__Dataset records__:
>> Begin

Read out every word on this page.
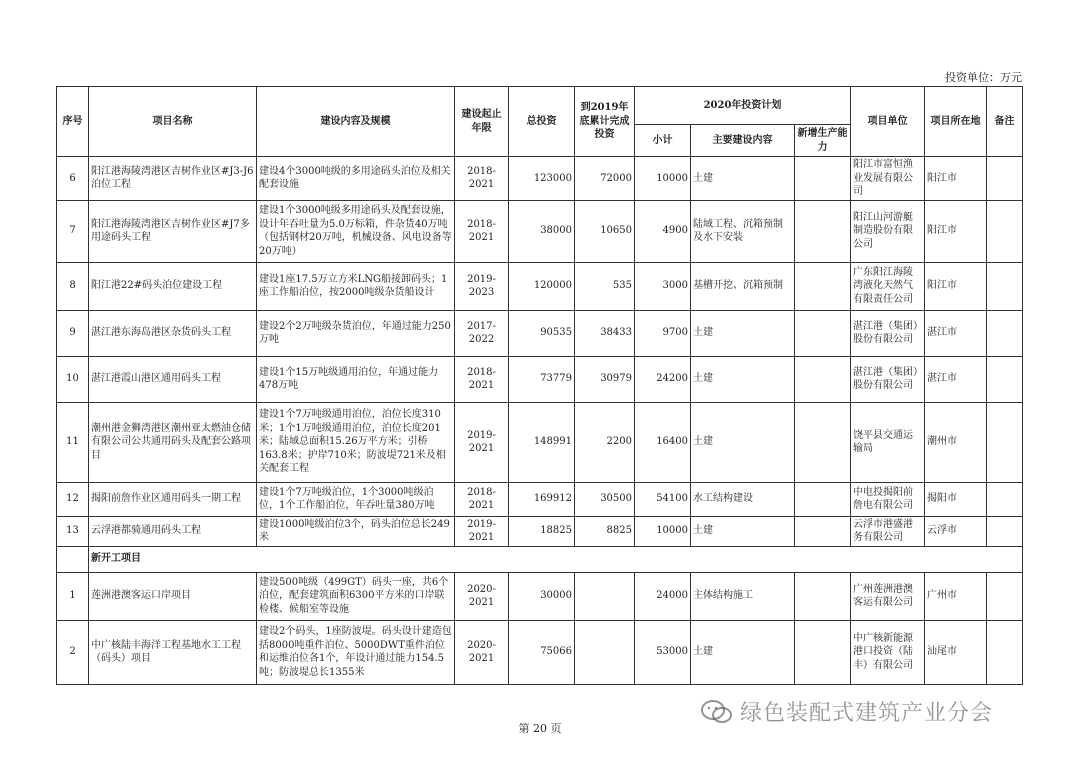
投资单位：万元
序号	项目名称	建设内容及规模	建设起止年限	总投资	到2019年底累计完成投资	2020年投资计划			项目单位	项目所在地	备注
						小计	主要建设内容	新增生产能力			
6	阳江港海陵湾港区吉树作业区#J3-J6泊位工程	建设4个3000吨级的多用途码头泊位及相关配套设施	2018-2021	123000	72000	10000	土建		阳江市富恒渔业发展有限公司	阳江市	
7	阳江港海陵湾港区吉树作业区#J7多用途码头工程	建设1个3000吨级多用途码头及配套设施，设计年吞吐量为5.0万标箱，件杂货40万吨（包括钢材20万吨，机械设备、风电设备等20万吨）	2018-2021	38000	10650	4900	陆域工程、沉箱预制及水下安装		阳江山河游艇制造股份有限公司	阳江市	
8	阳江港22#码头泊位建设工程	建设1座17.5万立方米LNG船接卸码头；1座工作船泊位，按2000吨级杂货船设计	2019-2023	120000	535	3000	基槽开挖、沉箱预制		广东阳江海陵湾液化天然气有限责任公司	阳江市	
9	湛江港东海岛港区杂货码头工程	建设2个2万吨级杂货泊位，年通过能力250万吨	2017-2022	90535	38433	9700	土建		湛江港（集团）股份有限公司	湛江市	
10	湛江港霞山港区通用码头工程	建设1个15万吨级通用泊位，年通过能力478万吨	2018-2021	73779	30979	24200	土建		湛江港（集团）股份有限公司	湛江市	
11	潮州港金狮湾港区潮州亚太燃油仓储有限公司公共通用码头及配套公路项目	建设1个7万吨级通用泊位，泊位长度310米；1个1万吨级通用泊位，泊位长度201米；陆域总面积15.26万平方米；引桥163.8米；护岸710米；防波堤721米及相关配套工程	2019-2021	148991	2200	16400	土建		饶平县交通运输局	潮州市	
12	揭阳前詹作业区通用码头一期工程	建设1个7万吨级泊位，1个3000吨级泊位，1个工作船泊位，年吞吐量380万吨	2018-2021	169912	30500	54100	水工结构建设		中电投揭阳前詹电有限公司	揭阳市	
13	云浮港都骑通用码头工程	建设1000吨级泊位3个，码头泊位总长249米	2019-2021	18825	8825	10000	土建		云浮市港盛港务有限公司	云浮市	
	新开工项目										
1	莲洲港澳客运口岸项目	建设500吨级（499GT）码头一座，共6个泊位，配套建筑面积6300平方米的口岸联检楼、候船室等设施	2020-2021	30000		24000	主体结构施工		广州莲洲港澳客运有限公司	广州市	
2	中广核陆丰海洋工程基地水工工程（码头）项目	建设2个码头，1座防波堤。码头设计建造包括8000吨重件泊位、5000DWT重件泊位和运维泊位各1个，年设计通过能力154.5吨；防波堤总长1355米	2020-2021	75066		53000	土建		中广核新能源港口投资（陆丰）有限公司	汕尾市	
第 20 页
绿色装配式建筑产业分会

>> End

__Work required__: Reproduce each entry verbatim, excluding any embedded images.

__Result for this task__:
Read out every word on this page.
投资单位：万元
序号	项目名称	建设内容及规模	建设起止年限	总投资	到2019年底累计完成投资	2020年投资计划			项目单位	项目所在地	备注
						小计	主要建设内容	新增生产能力			
6	阳江港海陵湾港区吉树作业区#J3-J6泊位工程	建设4个3000吨级的多用途码头泊位及相关配套设施	2018-2021	123000	72000	10000	土建		阳江市富恒渔业发展有限公司	阳江市	
7	阳江港海陵湾港区吉树作业区#J7多用途码头工程	建设1个3000吨级多用途码头及配套设施，设计年吞吐量为5.0万标箱，件杂货40万吨（包括钢材20万吨，机械设备、风电设备等20万吨）	2018-2021	38000	10650	4900	陆域工程、沉箱预制及水下安装		阳江山河游艇制造股份有限公司	阳江市	
8	阳江港22#码头泊位建设工程	建设1座17.5万立方米LNG船接卸码头；1座工作船泊位，按2000吨级杂货船设计	2019-2023	120000	535	3000	基槽开挖、沉箱预制		广东阳江海陵湾液化天然气有限责任公司	阳江市	
9	湛江港东海岛港区杂货码头工程	建设2个2万吨级杂货泊位，年通过能力250万吨	2017-2022	90535	38433	9700	土建		湛江港（集团）股份有限公司	湛江市	
10	湛江港霞山港区通用码头工程	建设1个15万吨级通用泊位，年通过能力478万吨	2018-2021	73779	30979	24200	土建		湛江港（集团）股份有限公司	湛江市	
11	潮州港金狮湾港区潮州亚太燃油仓储有限公司公共通用码头及配套公路项目	建设1个7万吨级通用泊位，泊位长度310米；1个1万吨级通用泊位，泊位长度201米；陆域总面积15.26万平方米；引桥163.8米；护岸710米；防波堤721米及相关配套工程	2019-2021	148991	2200	16400	土建		饶平县交通运输局	潮州市	
12	揭阳前詹作业区通用码头一期工程	建设1个7万吨级泊位，1个3000吨级泊位，1个工作船泊位，年吞吐量380万吨	2018-2021	169912	30500	54100	水工结构建设		中电投揭阳前詹电有限公司	揭阳市	
13	云浮港都骑通用码头工程	建设1000吨级泊位3个，码头泊位总长249米	2019-2021	18825	8825	10000	土建		云浮市港盛港务有限公司	云浮市	
	新开工项目										
1	莲洲港澳客运口岸项目	建设500吨级（499GT）码头一座，共6个泊位，配套建筑面积6300平方米的口岸联检楼、候船室等设施	2020-2021	30000		24000	主体结构施工		广州莲洲港澳客运有限公司	广州市	
2	中广核陆丰海洋工程基地水工工程（码头）项目	建设2个码头，1座防波堤。码头设计建造包括8000吨重件泊位、5000DWT重件泊位和运维泊位各1个，年设计通过能力154.5吨；防波堤总长1355米	2020-2021	75066		53000	土建		中广核新能源港口投资（陆丰）有限公司	汕尾市	
第 20 页
绿色装配式建筑产业分会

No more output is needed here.